Goal → Set down the material below word for word, excluding the pictures.

>>>

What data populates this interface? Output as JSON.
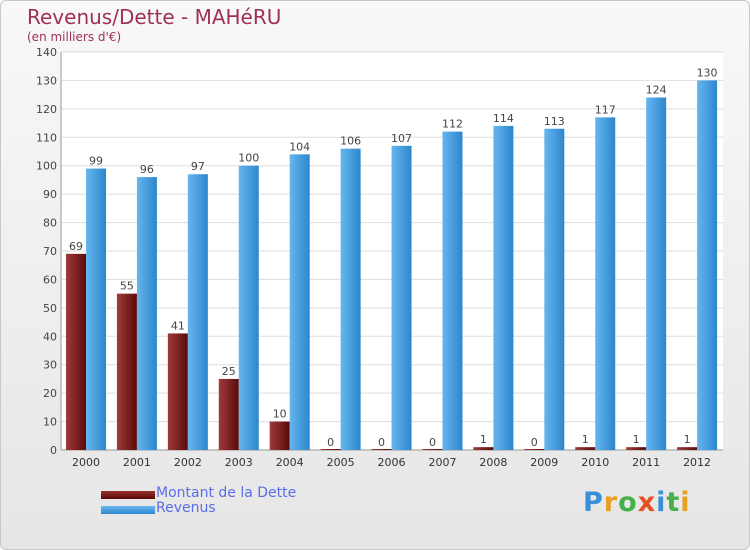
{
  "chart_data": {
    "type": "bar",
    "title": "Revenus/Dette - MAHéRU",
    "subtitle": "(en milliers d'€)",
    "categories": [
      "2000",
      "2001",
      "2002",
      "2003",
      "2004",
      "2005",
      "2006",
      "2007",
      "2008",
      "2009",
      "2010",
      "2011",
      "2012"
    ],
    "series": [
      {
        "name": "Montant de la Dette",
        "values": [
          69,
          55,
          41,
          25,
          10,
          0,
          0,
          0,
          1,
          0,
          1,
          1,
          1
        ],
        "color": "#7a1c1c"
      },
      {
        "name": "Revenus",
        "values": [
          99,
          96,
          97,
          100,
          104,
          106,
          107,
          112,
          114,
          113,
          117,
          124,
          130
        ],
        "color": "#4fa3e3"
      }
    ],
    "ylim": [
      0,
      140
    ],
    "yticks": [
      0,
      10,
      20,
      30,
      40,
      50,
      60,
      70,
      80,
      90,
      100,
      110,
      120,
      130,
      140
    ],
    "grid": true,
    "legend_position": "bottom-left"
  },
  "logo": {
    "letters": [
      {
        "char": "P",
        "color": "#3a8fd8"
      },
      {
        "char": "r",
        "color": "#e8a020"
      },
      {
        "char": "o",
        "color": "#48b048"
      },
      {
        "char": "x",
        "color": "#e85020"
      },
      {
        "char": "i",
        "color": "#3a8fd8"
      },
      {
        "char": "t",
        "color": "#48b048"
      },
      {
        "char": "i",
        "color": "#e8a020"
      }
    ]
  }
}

<<<

Exercise response →
What data populates this interface? Output as JSON.
{
  "chart_data": {
    "type": "bar",
    "title": "Revenus/Dette - MAHéRU",
    "subtitle": "(en milliers d'€)",
    "categories": [
      "2000",
      "2001",
      "2002",
      "2003",
      "2004",
      "2005",
      "2006",
      "2007",
      "2008",
      "2009",
      "2010",
      "2011",
      "2012"
    ],
    "series": [
      {
        "name": "Montant de la Dette",
        "values": [
          69,
          55,
          41,
          25,
          10,
          0,
          0,
          0,
          1,
          0,
          1,
          1,
          1
        ],
        "color": "#7a1c1c"
      },
      {
        "name": "Revenus",
        "values": [
          99,
          96,
          97,
          100,
          104,
          106,
          107,
          112,
          114,
          113,
          117,
          124,
          130
        ],
        "color": "#4fa3e3"
      }
    ],
    "ylim": [
      0,
      140
    ],
    "yticks": [
      0,
      10,
      20,
      30,
      40,
      50,
      60,
      70,
      80,
      90,
      100,
      110,
      120,
      130,
      140
    ],
    "grid": true,
    "legend_position": "bottom-left"
  },
  "logo": {
    "letters": [
      {
        "char": "P",
        "color": "#3a8fd8"
      },
      {
        "char": "r",
        "color": "#e8a020"
      },
      {
        "char": "o",
        "color": "#48b048"
      },
      {
        "char": "x",
        "color": "#e85020"
      },
      {
        "char": "i",
        "color": "#3a8fd8"
      },
      {
        "char": "t",
        "color": "#48b048"
      },
      {
        "char": "i",
        "color": "#e8a020"
      }
    ]
  }
}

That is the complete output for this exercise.